_TASK OBJECTIVE_
Reproduce each line that includes the word "hardware".

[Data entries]
● ● ● ●

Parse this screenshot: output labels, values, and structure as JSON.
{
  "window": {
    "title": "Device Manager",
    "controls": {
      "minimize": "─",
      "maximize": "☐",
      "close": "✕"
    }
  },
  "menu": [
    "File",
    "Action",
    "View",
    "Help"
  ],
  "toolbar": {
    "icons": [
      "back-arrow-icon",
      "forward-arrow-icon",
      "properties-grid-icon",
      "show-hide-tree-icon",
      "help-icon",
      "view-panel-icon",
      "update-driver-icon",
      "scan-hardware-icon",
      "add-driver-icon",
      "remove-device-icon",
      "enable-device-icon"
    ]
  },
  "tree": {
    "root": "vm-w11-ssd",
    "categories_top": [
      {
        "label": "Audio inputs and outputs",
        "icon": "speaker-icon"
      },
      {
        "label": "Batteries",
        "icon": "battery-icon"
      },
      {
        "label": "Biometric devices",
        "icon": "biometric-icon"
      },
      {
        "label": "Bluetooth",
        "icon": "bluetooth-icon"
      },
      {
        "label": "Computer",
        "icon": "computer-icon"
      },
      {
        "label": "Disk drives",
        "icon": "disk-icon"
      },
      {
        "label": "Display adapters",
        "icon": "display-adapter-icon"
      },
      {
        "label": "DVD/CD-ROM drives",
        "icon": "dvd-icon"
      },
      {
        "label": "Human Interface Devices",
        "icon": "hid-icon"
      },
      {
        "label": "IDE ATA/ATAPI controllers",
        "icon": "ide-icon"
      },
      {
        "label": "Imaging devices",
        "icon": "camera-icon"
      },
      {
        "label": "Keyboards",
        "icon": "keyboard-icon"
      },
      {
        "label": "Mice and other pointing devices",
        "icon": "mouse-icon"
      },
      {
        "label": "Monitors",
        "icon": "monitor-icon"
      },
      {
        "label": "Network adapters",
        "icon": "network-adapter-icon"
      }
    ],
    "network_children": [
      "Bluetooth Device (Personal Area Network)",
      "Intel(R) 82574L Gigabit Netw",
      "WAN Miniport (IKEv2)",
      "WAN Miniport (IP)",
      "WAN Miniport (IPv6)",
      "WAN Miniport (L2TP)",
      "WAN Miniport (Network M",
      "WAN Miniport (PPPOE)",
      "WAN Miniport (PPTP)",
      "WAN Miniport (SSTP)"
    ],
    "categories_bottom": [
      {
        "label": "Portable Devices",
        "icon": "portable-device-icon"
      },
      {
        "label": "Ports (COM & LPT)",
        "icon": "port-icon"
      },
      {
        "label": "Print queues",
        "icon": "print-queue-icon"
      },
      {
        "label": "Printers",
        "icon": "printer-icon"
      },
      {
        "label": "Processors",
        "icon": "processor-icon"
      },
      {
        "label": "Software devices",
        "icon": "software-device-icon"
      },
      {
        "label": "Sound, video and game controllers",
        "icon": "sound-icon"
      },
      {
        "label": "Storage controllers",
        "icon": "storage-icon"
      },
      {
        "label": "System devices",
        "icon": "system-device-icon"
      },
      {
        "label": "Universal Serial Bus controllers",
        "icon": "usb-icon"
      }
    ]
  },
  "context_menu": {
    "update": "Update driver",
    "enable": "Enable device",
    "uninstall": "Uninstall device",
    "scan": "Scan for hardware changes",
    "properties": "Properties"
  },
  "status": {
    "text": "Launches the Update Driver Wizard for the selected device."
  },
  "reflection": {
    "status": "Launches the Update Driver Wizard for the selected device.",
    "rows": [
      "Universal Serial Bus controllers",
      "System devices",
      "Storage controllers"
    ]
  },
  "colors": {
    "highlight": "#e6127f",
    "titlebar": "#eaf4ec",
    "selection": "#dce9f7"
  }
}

● ● ● ●

_COMPLETED TASK_
      "scan-hardware-icon",
    "scan": "Scan for hardware changes",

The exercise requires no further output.